## [Text extract]
# French tax resident with US C Corp - Company taxed in France or not (Operated in France rule article 209)



## L337 (5 mo ago)

Hi,

I am looking for an answer to where a US C Corp (Owned to 100%/ one man company that is citizen in an EU country, not American) is taxed in the following situation:

1. *The owner is a tax resident in France* carrying out the daily activities for the company and controlling it from France. 

2. All the company income is from *selling products online in the US and UK* (No french customers or income derived from business activities in France).

3. *There is no real presence in the US*, no office, employees or management. It's a one-man company (The owner).

4. The company would be *registered to pay social security and French taxes *on all salary paid to the owner.

///

When reading some threads regarding Americans coming and living in France, it sounds like you can have a US C Corp separated from yourself as a free-standing entity if work is done for US customers. 

Article 209 of the tax code (CGI) talks about the place of operations and that this determines if a company is tax resident in France or not. 

If found this information that make me question and believe that the above described situation will fall under "operated in France".

"
The term "operated in France" means an entity which carries on a regular business in France, either in an autonomous establishment or, if there is no establishment, through representatives without independent professional status, or as *part of operations forming a complete business cycle. *

Therefore, a permanent establishment (including a branch) in France is always subject to corporate tax in France.
"



https://www.oecd.org/tax/automatic-exchange/crs-implementation-and-assistance/tax-residency/France-EN-Tax%20Residency.pdf



///

*Questions:*
A. Will the case above without any income derived in France but the company controlled and managed within France fall under *the place of operation in France *and thus be tax resident in France? 

B. *If selling the business later* as stock sale and for that tax year becoming tax resident in another country (Not falling under the exit tax rules in France, hence under 6 years in France last 10 years) will there be any tax to be paid on capital gains or other tax implications in France?


----------



## Bevdeforges (Nov 16, 2007)

I'm not sure of the exact impact on your situation, but be aware that France distinguishes between a personne morale (i.e. a business entity, association or other "legal person") and a personne physique, which is a living breathing human being. 

As far as the French are concerned, if you are the one "operating a business in France" it really doesn't matter where you customers are, how you are paid or where, etc. You are considered tax resident in France - for both the personne physique and the personne morale. Now, I suppose the personne morale (i.e. the C corp.) could be said to be the owner of the actual business that is operating in France, but you still need a French business entity to register for taxes (and "payroll taxes" aka "cotisations"). And, it depends on the type of business entity you have established in France whether the taxes are simply flowed through your French personal income tax forms (and thus you would be responsible for the cotisations) or if the business entity declares and pays its own taxes, and thus you only need include your "salary" on your French tax declarations as salary. 

You may want to talk to the CCI in your area to get clarification on just how your business in France is (or should be) set up.


----------



## L337 (5 mo ago)

Thank you for your answer, that is very interesting information.

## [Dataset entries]

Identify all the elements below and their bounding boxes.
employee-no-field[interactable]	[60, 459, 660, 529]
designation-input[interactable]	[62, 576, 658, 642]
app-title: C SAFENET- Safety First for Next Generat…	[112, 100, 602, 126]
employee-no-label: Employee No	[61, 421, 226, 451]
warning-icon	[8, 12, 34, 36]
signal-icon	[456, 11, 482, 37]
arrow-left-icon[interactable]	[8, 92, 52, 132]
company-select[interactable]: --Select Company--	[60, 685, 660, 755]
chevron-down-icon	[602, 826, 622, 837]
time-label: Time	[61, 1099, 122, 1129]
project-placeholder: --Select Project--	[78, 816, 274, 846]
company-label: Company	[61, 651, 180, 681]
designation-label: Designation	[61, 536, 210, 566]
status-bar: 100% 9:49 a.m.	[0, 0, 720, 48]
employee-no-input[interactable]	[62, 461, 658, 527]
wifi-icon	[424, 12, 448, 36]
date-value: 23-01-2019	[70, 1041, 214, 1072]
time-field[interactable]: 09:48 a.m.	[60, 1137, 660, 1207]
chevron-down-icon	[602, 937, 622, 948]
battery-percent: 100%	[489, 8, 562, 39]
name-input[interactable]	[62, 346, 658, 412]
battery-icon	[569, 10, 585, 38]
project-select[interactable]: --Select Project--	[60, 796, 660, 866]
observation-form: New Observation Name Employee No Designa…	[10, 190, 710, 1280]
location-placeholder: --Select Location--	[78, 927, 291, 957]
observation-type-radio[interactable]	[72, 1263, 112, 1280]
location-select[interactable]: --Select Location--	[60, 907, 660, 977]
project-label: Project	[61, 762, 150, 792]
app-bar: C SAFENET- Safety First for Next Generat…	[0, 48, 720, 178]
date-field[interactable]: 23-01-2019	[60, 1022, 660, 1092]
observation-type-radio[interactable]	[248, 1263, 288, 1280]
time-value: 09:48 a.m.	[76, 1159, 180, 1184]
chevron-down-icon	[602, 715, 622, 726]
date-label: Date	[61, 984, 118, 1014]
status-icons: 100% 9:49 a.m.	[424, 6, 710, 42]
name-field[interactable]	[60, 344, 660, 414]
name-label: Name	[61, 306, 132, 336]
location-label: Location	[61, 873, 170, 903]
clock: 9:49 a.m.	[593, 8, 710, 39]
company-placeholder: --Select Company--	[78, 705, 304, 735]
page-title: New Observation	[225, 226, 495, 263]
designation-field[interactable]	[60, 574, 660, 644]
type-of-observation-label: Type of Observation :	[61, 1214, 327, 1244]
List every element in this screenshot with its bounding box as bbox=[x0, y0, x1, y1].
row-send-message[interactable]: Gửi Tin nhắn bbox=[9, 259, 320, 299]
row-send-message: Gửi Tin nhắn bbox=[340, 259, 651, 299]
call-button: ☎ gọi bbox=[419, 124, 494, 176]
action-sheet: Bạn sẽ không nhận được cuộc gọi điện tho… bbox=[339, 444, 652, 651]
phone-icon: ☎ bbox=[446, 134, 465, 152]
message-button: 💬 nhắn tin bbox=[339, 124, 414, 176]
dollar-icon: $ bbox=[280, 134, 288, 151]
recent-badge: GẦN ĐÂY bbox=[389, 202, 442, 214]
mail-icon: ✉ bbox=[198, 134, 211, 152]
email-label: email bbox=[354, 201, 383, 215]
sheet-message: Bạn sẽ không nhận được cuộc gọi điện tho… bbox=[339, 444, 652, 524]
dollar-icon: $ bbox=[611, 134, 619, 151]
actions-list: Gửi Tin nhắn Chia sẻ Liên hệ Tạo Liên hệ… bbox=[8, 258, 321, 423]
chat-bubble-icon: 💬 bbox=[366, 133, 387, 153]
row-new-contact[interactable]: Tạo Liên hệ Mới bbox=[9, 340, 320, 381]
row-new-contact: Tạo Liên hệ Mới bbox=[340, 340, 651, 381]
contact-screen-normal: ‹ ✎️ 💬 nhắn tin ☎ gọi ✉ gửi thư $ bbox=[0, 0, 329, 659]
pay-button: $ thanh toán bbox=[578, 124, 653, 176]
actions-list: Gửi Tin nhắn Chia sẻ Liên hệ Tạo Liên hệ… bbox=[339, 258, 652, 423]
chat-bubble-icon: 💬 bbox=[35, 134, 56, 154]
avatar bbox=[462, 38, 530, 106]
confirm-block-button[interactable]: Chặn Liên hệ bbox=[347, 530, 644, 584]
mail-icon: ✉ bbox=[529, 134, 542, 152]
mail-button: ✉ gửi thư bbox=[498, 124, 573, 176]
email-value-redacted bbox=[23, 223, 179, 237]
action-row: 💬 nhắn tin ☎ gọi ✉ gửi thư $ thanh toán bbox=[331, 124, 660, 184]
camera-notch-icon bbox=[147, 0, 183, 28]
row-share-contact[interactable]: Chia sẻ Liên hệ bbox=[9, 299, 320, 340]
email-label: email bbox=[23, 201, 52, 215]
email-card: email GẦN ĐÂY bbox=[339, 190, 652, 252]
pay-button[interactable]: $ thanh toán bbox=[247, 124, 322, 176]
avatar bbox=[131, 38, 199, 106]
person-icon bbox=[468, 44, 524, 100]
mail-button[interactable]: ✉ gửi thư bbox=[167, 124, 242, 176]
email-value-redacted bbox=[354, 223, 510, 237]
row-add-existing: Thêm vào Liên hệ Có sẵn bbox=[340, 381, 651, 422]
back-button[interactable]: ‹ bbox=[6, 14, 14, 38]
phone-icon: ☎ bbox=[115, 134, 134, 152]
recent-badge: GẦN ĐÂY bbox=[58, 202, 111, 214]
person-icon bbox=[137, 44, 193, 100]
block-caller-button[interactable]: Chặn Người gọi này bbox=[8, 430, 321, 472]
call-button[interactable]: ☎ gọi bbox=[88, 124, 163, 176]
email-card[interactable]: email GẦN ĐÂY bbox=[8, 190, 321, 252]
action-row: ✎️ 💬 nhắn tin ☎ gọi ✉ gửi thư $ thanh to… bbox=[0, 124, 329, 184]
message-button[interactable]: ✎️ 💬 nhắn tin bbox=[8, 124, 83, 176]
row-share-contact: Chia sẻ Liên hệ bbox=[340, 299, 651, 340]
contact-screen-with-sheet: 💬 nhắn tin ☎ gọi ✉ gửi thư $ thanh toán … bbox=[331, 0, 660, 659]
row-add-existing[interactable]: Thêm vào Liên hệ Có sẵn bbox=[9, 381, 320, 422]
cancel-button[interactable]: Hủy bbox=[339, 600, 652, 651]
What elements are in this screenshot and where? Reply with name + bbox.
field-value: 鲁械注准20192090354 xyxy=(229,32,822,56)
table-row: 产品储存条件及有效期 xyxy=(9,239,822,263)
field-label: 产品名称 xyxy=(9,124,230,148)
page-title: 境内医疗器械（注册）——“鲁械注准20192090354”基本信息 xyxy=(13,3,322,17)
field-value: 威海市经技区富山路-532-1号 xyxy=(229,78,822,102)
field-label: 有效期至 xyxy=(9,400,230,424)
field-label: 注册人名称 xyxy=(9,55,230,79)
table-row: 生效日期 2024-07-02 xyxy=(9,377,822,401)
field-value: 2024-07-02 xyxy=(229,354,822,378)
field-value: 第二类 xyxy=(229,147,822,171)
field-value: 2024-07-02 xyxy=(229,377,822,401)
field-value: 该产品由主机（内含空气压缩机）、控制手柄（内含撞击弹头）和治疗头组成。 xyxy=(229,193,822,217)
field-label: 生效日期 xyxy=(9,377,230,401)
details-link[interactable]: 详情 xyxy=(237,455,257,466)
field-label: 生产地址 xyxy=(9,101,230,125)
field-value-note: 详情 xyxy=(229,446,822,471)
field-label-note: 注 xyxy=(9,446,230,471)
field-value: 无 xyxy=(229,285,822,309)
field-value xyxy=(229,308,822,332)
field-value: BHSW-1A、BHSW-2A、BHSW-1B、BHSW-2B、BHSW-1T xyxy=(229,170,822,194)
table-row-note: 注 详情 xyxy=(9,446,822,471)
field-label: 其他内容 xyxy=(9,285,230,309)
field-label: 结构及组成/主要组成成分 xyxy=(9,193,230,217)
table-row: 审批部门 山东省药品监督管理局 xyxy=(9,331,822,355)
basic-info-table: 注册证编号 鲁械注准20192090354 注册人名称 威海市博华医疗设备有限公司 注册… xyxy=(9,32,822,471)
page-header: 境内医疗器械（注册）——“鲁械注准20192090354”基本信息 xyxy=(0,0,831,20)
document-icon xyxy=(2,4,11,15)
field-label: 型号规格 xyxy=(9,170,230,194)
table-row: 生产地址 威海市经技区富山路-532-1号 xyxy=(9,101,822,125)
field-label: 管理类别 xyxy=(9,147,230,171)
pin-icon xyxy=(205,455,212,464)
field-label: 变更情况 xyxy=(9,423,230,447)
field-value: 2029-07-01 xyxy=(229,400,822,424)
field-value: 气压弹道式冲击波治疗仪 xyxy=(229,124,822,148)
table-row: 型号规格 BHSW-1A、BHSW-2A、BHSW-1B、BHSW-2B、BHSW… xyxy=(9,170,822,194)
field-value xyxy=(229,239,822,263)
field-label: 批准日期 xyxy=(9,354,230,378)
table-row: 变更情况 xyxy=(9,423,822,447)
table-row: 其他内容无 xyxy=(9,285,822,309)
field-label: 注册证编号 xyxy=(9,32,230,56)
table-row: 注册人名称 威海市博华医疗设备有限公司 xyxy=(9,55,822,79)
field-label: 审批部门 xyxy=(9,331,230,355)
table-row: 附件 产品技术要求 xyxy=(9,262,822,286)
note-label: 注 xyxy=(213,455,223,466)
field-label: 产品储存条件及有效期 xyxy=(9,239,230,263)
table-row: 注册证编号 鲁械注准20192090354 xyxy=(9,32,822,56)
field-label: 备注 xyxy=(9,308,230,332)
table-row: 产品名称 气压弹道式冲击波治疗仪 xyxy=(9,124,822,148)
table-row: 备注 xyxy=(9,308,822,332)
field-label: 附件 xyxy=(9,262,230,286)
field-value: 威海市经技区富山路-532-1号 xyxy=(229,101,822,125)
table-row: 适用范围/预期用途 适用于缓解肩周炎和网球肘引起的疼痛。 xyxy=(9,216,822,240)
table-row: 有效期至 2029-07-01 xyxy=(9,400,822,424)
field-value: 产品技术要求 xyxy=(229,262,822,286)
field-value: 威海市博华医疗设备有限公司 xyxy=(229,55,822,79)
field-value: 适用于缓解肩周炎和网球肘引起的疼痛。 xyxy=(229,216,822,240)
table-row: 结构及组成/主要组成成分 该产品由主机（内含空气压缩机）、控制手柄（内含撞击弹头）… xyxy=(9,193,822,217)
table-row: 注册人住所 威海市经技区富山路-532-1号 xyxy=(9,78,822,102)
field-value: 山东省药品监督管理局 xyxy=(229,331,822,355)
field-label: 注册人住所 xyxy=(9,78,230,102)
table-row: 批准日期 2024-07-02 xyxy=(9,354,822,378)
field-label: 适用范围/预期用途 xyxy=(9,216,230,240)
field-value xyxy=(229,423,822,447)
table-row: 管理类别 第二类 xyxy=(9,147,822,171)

## [Directive 1]
In the tax thread, whom does Bevdeforges suggest talking to for clarification on how the business in France should be set up?
## [Directive 2]
Please carry on the tax thread from its last post onward.

## [Exercise answer 1]
The CCI in the poster's area.

## [Exercise answer 2]
With this information in mind, I still do not understand the full picture and if this will be applicable to the situation described above. Will, of course, reach out to a professional later on, to get everything verified.

By products, I mean physical goods sold directly to the consumer, directly shipped from China to a warehouse in the US. What I do not understand is the strict definition of "*business activity in France*" and "*transactions that are part of a complete business cycle*" in France.

It is easy to understand that any work done by a freelancer or similar would have "business activity in France," but I do not see a clear line when having an online shop selling exclusively to US customers with all transactions within the US. In my head, business activity in France would be someone performing a service or selling a product to a customer within French territory. 

I guess it is all up to the strict definition of "Business activity in France".

Is it really classified as business activity/ having a place of operation in France to maintain a US-based online web shop and have to pay corporate *tax in France instead of the US? *

This is what the official French government site says about *operations in France*:

“

The concept of "*place of operation*", within the meaning of Article 209 I of the French General Tax Code, includes the customary exercise of a business activity that is:

…

Subject to the provisions of international agreements, *foreign companies are liable for taxes in France if:*


Without owning an establishment in France, they make use of representatives that do not have a professional status separate from theirs. These intermediaries are considered to be genuine agents carrying out a *business activity in France* on behalf of the foreign company
Without having either an establishment or a qualified representative in France, they carry out *transactions that are part of a complete business cycle*
”

Can a foreign company be liable for corporation tax in France ?



Bevdeforges said:


> Now, I suppose the personne morale (i.e. the C corp.) could be said to be the owner of the actual business that is operating in France, but you still need a French business entity to register for taxes (and "payroll taxes" aka "cotisations").


Is it really mandatory to create a French entity?

I found this answer in another thread; maybe I am missing something. It suggests that the US C Corp could be registered in France and pay out a salary directly, including all social charges.

What is referred to in this answer as “French taxes” may be the corporate income tax, be taxed in France instead of the US?



255 said:


> Alternatively, you can register your U.S. company, in France to pay French taxes and social charges directly: Registering for social security in France - Welcome to France











American Living in France


Hi, I'm an American digital marketing consultant living in France. I have a titre de sejour (residency) and am living here with my French husband and our son. I currently own an LLC in the United States. I am having a lot of issues figuring out taxes here and basically how to not get completely...




www.expatforum.com


----------



## L337 (5 mo ago)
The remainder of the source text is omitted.